Exercise materials:

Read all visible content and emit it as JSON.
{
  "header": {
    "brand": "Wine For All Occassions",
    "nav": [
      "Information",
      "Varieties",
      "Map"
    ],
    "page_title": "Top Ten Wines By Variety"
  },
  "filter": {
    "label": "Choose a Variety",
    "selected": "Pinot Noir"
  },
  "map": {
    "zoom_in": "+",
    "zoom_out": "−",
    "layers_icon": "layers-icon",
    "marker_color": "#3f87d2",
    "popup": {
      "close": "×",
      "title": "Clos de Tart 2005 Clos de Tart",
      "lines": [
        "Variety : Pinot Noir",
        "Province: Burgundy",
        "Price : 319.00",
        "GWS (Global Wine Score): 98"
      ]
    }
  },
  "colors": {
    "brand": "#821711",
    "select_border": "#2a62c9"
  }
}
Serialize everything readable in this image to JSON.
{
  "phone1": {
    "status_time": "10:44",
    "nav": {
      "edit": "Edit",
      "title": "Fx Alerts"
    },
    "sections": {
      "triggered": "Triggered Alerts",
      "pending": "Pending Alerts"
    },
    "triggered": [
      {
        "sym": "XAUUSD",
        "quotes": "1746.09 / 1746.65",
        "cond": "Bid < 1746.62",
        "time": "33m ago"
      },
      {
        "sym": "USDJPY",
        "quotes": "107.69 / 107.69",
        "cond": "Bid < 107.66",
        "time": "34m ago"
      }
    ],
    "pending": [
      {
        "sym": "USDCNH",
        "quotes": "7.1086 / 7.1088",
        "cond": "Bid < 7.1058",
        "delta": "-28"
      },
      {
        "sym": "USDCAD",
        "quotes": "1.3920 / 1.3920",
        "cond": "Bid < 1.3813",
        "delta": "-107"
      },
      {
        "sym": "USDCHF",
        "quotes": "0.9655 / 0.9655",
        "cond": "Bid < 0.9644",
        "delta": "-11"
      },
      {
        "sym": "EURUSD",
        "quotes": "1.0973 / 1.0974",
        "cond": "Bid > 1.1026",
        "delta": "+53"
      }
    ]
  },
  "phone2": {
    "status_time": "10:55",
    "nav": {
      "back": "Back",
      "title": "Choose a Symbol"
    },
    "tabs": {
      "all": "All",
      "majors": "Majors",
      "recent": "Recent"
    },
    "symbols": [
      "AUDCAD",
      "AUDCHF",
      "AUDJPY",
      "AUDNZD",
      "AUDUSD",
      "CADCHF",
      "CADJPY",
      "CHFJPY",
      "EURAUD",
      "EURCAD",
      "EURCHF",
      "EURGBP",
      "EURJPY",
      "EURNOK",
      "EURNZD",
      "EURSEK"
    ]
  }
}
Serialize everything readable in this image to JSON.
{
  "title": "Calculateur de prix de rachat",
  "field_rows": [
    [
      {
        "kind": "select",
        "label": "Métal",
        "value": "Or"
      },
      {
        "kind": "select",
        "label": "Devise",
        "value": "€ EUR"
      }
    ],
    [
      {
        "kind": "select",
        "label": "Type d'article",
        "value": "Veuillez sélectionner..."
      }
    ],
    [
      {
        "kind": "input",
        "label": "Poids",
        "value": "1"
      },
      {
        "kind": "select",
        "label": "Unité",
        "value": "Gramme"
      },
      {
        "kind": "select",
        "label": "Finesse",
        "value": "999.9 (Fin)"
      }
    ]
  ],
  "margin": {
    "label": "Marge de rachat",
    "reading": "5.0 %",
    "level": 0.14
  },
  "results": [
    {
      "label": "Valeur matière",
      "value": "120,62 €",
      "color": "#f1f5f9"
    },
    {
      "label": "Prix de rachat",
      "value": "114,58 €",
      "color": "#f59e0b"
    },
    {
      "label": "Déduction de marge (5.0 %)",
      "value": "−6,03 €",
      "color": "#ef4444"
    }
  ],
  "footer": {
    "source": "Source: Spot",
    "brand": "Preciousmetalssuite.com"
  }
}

What you are asked to do: Gather up every line in the data above that contains the word "brand", copying each one.

Reply:
    "brand": "Wine For All Occassions",
    "brand": "#821711",
    "brand": "Preciousmetalssuite.com"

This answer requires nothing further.